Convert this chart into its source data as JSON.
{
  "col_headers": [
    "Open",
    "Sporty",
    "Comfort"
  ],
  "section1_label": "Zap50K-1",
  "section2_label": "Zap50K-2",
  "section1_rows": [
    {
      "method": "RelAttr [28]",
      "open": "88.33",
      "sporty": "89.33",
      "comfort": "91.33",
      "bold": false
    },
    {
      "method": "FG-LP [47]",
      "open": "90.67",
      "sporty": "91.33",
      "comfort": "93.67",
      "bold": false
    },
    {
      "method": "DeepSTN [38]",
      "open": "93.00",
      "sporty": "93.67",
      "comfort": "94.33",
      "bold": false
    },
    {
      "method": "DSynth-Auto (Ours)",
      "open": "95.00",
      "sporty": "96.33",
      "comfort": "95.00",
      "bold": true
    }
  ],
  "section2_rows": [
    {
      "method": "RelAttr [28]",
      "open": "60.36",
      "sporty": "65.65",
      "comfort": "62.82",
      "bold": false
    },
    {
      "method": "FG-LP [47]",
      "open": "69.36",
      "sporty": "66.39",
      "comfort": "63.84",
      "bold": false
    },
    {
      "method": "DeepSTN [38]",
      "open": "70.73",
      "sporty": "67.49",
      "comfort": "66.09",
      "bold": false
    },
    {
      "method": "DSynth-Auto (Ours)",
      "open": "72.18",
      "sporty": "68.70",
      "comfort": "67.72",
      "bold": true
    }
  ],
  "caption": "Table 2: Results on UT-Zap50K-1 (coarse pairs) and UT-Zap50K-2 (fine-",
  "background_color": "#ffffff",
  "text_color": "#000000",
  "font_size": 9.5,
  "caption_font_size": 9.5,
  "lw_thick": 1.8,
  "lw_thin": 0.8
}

——————

> **Exercise**
Repeat the records above in full, character for character.

> **Result**
Convert this chart into its source data as JSON.
{
  "col_headers": [
    "Open",
    "Sporty",
    "Comfort"
  ],
  "section1_label": "Zap50K-1",
  "section2_label": "Zap50K-2",
  "section1_rows": [
    {
      "method": "RelAttr [28]",
      "open": "88.33",
      "sporty": "89.33",
      "comfort": "91.33",
      "bold": false
    },
    {
      "method": "FG-LP [47]",
      "open": "90.67",
      "sporty": "91.33",
      "comfort": "93.67",
      "bold": false
    },
    {
      "method": "DeepSTN [38]",
      "open": "93.00",
      "sporty": "93.67",
      "comfort": "94.33",
      "bold": false
    },
    {
      "method": "DSynth-Auto (Ours)",
      "open": "95.00",
      "sporty": "96.33",
      "comfort": "95.00",
      "bold": true
    }
  ],
  "section2_rows": [
    {
      "method": "RelAttr [28]",
      "open": "60.36",
      "sporty": "65.65",
      "comfort": "62.82",
      "bold": false
    },
    {
      "method": "FG-LP [47]",
      "open": "69.36",
      "sporty": "66.39",
      "comfort": "63.84",
      "bold": false
    },
    {
      "method": "DeepSTN [38]",
      "open": "70.73",
      "sporty": "67.49",
      "comfort": "66.09",
      "bold": false
    },
    {
      "method": "DSynth-Auto (Ours)",
      "open": "72.18",
      "sporty": "68.70",
      "comfort": "67.72",
      "bold": true
    }
  ],
  "caption": "Table 2: Results on UT-Zap50K-1 (coarse pairs) and UT-Zap50K-2 (fine-",
  "background_color": "#ffffff",
  "text_color": "#000000",
  "font_size": 9.5,
  "caption_font_size": 9.5,
  "lw_thick": 1.8,
  "lw_thin": 0.8
}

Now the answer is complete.